Stored items>
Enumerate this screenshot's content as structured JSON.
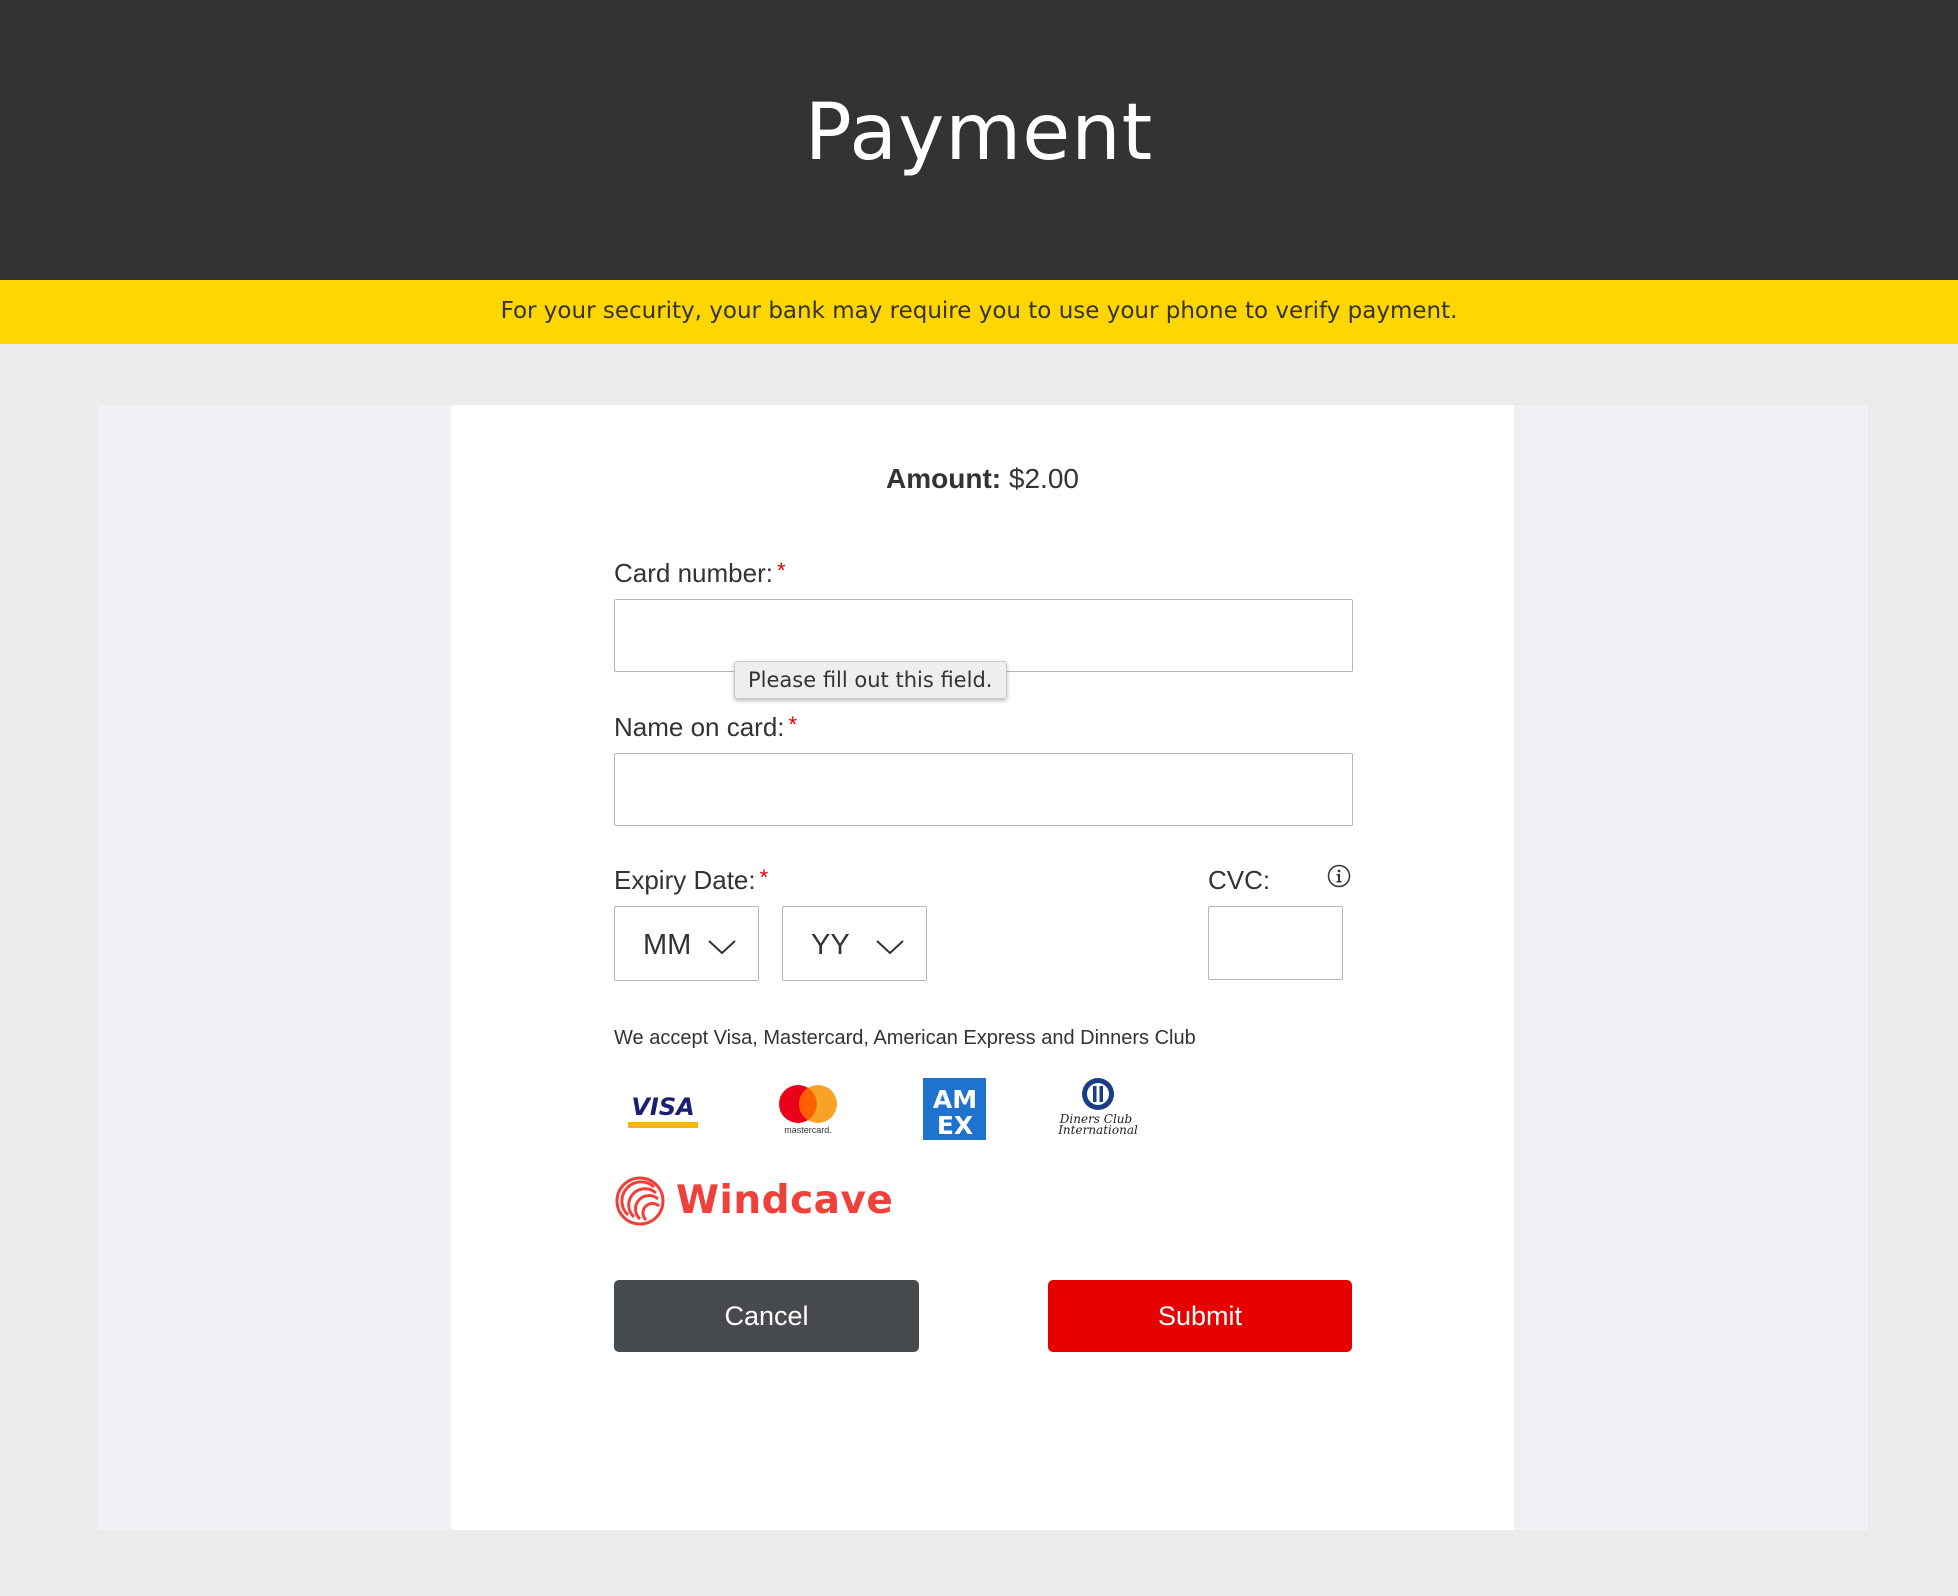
{
  "header": {
    "title": "Payment"
  },
  "notice": {
    "text": "For your security, your bank may require you to use your phone to verify payment."
  },
  "amount": {
    "label": "Amount:",
    "value": "$2.00"
  },
  "fields": {
    "card_number": {
      "label": "Card number:",
      "required_mark": "*",
      "value": ""
    },
    "name_on_card": {
      "label": "Name on card:",
      "required_mark": "*",
      "value": ""
    },
    "expiry": {
      "label": "Expiry Date:",
      "required_mark": "*",
      "month": {
        "selected": "MM"
      },
      "year": {
        "selected": "YY"
      }
    },
    "cvc": {
      "label": "CVC:",
      "value": "",
      "info_icon": "info-icon"
    }
  },
  "validation_tooltip": "Please fill out this field.",
  "accepted_cards": {
    "text": "We accept Visa, Mastercard, American Express and Dinners Club",
    "logos": [
      {
        "name": "visa-logo",
        "text": "VISA"
      },
      {
        "name": "mastercard-logo",
        "text": "mastercard"
      },
      {
        "name": "amex-logo",
        "text": "AM EX"
      },
      {
        "name": "diners-club-logo",
        "text": "Diners Club International"
      }
    ]
  },
  "provider": {
    "name": "Windcave"
  },
  "buttons": {
    "cancel": "Cancel",
    "submit": "Submit"
  },
  "colors": {
    "header_bg": "#333333",
    "notice_bg": "#ffd600",
    "submit": "#e60000",
    "cancel": "#474b4d",
    "windcave": "#f0403a",
    "required": "#e00000"
  }
}
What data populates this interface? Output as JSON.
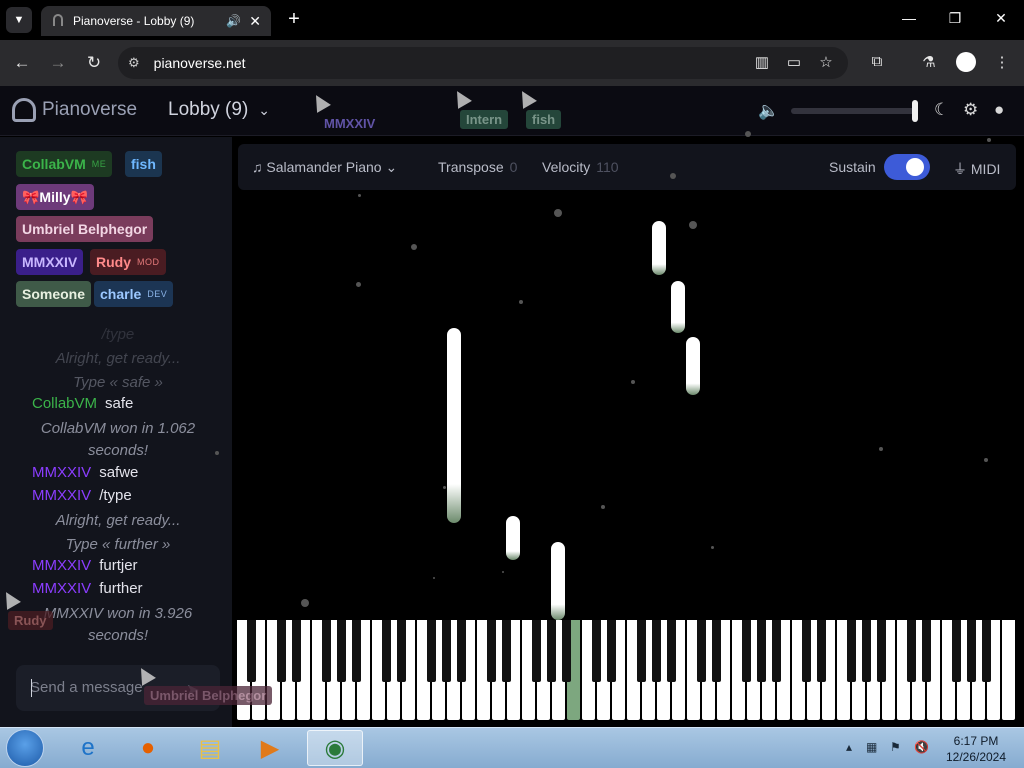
{
  "browser": {
    "tab_title": "Pianoverse - Lobby (9)",
    "url": "pianoverse.net",
    "new_tab_label": "+",
    "min_label": "—",
    "restore_label": "❐",
    "close_label": "✕"
  },
  "app": {
    "brand": "Pianoverse",
    "room": "Lobby (9)"
  },
  "users": [
    {
      "name": "CollabVM",
      "tag": "ME",
      "color": "#3bb44a",
      "bg": "#1d3a22"
    },
    {
      "name": "fish",
      "tag": "",
      "color": "#6fb8ff",
      "bg": "#1b3550"
    },
    {
      "name": "🎀Milly🎀",
      "tag": "",
      "color": "#ffffff",
      "bg": "#6d3a7a"
    },
    {
      "name": "Umbriel Belphegor",
      "tag": "",
      "color": "#f2d6e4",
      "bg": "#7a3c5c"
    },
    {
      "name": "MMXXIV",
      "tag": "",
      "color": "#c8b6ff",
      "bg": "#3a1f8a"
    },
    {
      "name": "Rudy",
      "tag": "MOD",
      "color": "#ff8a8a",
      "bg": "#4a1c22"
    },
    {
      "name": "Someone",
      "tag": "",
      "color": "#e8f0e0",
      "bg": "#3f5a48"
    },
    {
      "name": "charle",
      "tag": "DEV",
      "color": "#9cc8ff",
      "bg": "#1c3554"
    }
  ],
  "chat": {
    "faded": [
      "/type",
      "Alright, get ready...",
      "Type « safe »"
    ],
    "messages": [
      {
        "kind": "msg",
        "user": "CollabVM",
        "color": "#3bb44a",
        "text": "safe"
      },
      {
        "kind": "sys",
        "text": "CollabVM won in 1.062 seconds!"
      },
      {
        "kind": "msg",
        "user": "MMXXIV",
        "color": "#8b3dff",
        "text": "safwe"
      },
      {
        "kind": "msg",
        "user": "MMXXIV",
        "color": "#8b3dff",
        "text": "/type"
      },
      {
        "kind": "sys",
        "text": "Alright, get ready..."
      },
      {
        "kind": "sys",
        "text": "Type « further »"
      },
      {
        "kind": "msg",
        "user": "MMXXIV",
        "color": "#8b3dff",
        "text": "furtjer"
      },
      {
        "kind": "msg",
        "user": "MMXXIV",
        "color": "#8b3dff",
        "text": "further"
      },
      {
        "kind": "sys",
        "text": "MMXXIV won in 3.926 seconds!"
      }
    ],
    "placeholder": "Send a message"
  },
  "controls": {
    "instrument": "Salamander Piano",
    "transpose_label": "Transpose",
    "transpose_value": "0",
    "velocity_label": "Velocity",
    "velocity_value": "110",
    "sustain_label": "Sustain",
    "sustain_on": true,
    "midi_label": "MIDI"
  },
  "volume": 0.97,
  "cursors": [
    {
      "name": "MMXXIV",
      "color": "#5b3cc4"
    },
    {
      "name": "Intern",
      "color": "#3b6b56"
    },
    {
      "name": "fish",
      "color": "#3b6b56"
    },
    {
      "name": "Rudy",
      "color": "#7a2a2a"
    },
    {
      "name": "Umbriel Belphegor",
      "color": "#7a3c5c"
    }
  ],
  "taskbar": {
    "time": "6:17 PM",
    "date": "12/26/2024"
  }
}
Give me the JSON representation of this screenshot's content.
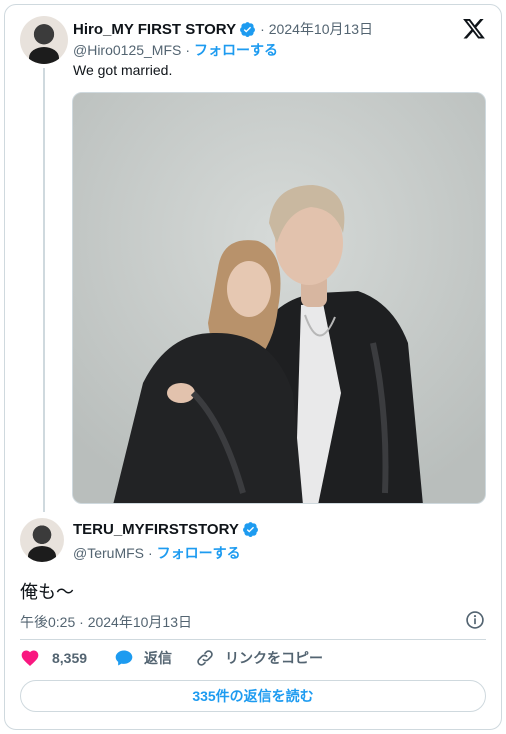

DIRECTIVE>
Without the pictures, restate each entry exactly.

SOLUTION TO THE PROBLEM>
Enumerate this screenshot's content as structured JSON.
{
  "header": {
    "title": "Payment"
  },
  "notice": {
    "text": "For your security, your bank may require you to use your phone to verify payment."
  },
  "amount": {
    "label": "Amount:",
    "value": "$2.00"
  },
  "fields": {
    "card_number": {
      "label": "Card number:",
      "required_mark": "*",
      "value": ""
    },
    "name_on_card": {
      "label": "Name on card:",
      "required_mark": "*",
      "value": ""
    },
    "expiry": {
      "label": "Expiry Date:",
      "required_mark": "*",
      "month": {
        "selected": "MM"
      },
      "year": {
        "selected": "YY"
      }
    },
    "cvc": {
      "label": "CVC:",
      "value": "",
      "info_icon": "info-icon"
    }
  },
  "validation_tooltip": "Please fill out this field.",
  "accepted_cards": {
    "text": "We accept Visa, Mastercard, American Express and Dinners Club",
    "logos": [
      {
        "name": "visa-logo",
        "text": "VISA"
      },
      {
        "name": "mastercard-logo",
        "text": "mastercard"
      },
      {
        "name": "amex-logo",
        "text": "AM EX"
      },
      {
        "name": "diners-club-logo",
        "text": "Diners Club International"
      }
    ]
  },
  "provider": {
    "name": "Windcave"
  },
  "buttons": {
    "cancel": "Cancel",
    "submit": "Submit"
  },
  "colors": {
    "header_bg": "#333333",
    "notice_bg": "#ffd600",
    "submit": "#e60000",
    "cancel": "#474b4d",
    "windcave": "#f0403a",
    "required": "#e00000"
  }
}
What data populates this interface? Output as JSON.
{
  "browser": {
    "tab_title": "Pianoverse - Lobby (9)",
    "url": "pianoverse.net",
    "new_tab_label": "+",
    "min_label": "—",
    "restore_label": "❐",
    "close_label": "✕"
  },
  "app": {
    "brand": "Pianoverse",
    "room": "Lobby (9)"
  },
  "users": [
    {
      "name": "CollabVM",
      "tag": "ME",
      "color": "#3bb44a",
      "bg": "#1d3a22"
    },
    {
      "name": "fish",
      "tag": "",
      "color": "#6fb8ff",
      "bg": "#1b3550"
    },
    {
      "name": "🎀Milly🎀",
      "tag": "",
      "color": "#ffffff",
      "bg": "#6d3a7a"
    },
    {
      "name": "Umbriel Belphegor",
      "tag": "",
      "color": "#f2d6e4",
      "bg": "#7a3c5c"
    },
    {
      "name": "MMXXIV",
      "tag": "",
      "color": "#c8b6ff",
      "bg": "#3a1f8a"
    },
    {
      "name": "Rudy",
      "tag": "MOD",
      "color": "#ff8a8a",
      "bg": "#4a1c22"
    },
    {
      "name": "Someone",
      "tag": "",
      "color": "#e8f0e0",
      "bg": "#3f5a48"
    },
    {
      "name": "charle",
      "tag": "DEV",
      "color": "#9cc8ff",
      "bg": "#1c3554"
    }
  ],
  "chat": {
    "faded": [
      "/type",
      "Alright, get ready...",
      "Type « safe »"
    ],
    "messages": [
      {
        "kind": "msg",
        "user": "CollabVM",
        "color": "#3bb44a",
        "text": "safe"
      },
      {
        "kind": "sys",
        "text": "CollabVM won in 1.062 seconds!"
      },
      {
        "kind": "msg",
        "user": "MMXXIV",
        "color": "#8b3dff",
        "text": "safwe"
      },
      {
        "kind": "msg",
        "user": "MMXXIV",
        "color": "#8b3dff",
        "text": "/type"
      },
      {
        "kind": "sys",
        "text": "Alright, get ready..."
      },
      {
        "kind": "sys",
        "text": "Type « further »"
      },
      {
        "kind": "msg",
        "user": "MMXXIV",
        "color": "#8b3dff",
        "text": "furtjer"
      },
      {
        "kind": "msg",
        "user": "MMXXIV",
        "color": "#8b3dff",
        "text": "further"
      },
      {
        "kind": "sys",
        "text": "MMXXIV won in 3.926 seconds!"
      }
    ],
    "placeholder": "Send a message"
  },
  "controls": {
    "instrument": "Salamander Piano",
    "transpose_label": "Transpose",
    "transpose_value": "0",
    "velocity_label": "Velocity",
    "velocity_value": "110",
    "sustain_label": "Sustain",
    "sustain_on": true,
    "midi_label": "MIDI"
  },
  "volume": 0.97,
  "cursors": [
    {
      "name": "MMXXIV",
      "color": "#5b3cc4"
    },
    {
      "name": "Intern",
      "color": "#3b6b56"
    },
    {
      "name": "fish",
      "color": "#3b6b56"
    },
    {
      "name": "Rudy",
      "color": "#7a2a2a"
    },
    {
      "name": "Umbriel Belphegor",
      "color": "#7a3c5c"
    }
  ],
  "taskbar": {
    "time": "6:17 PM",
    "date": "12/26/2024"
  }
}
Give me the JSON representation of this screenshot's content.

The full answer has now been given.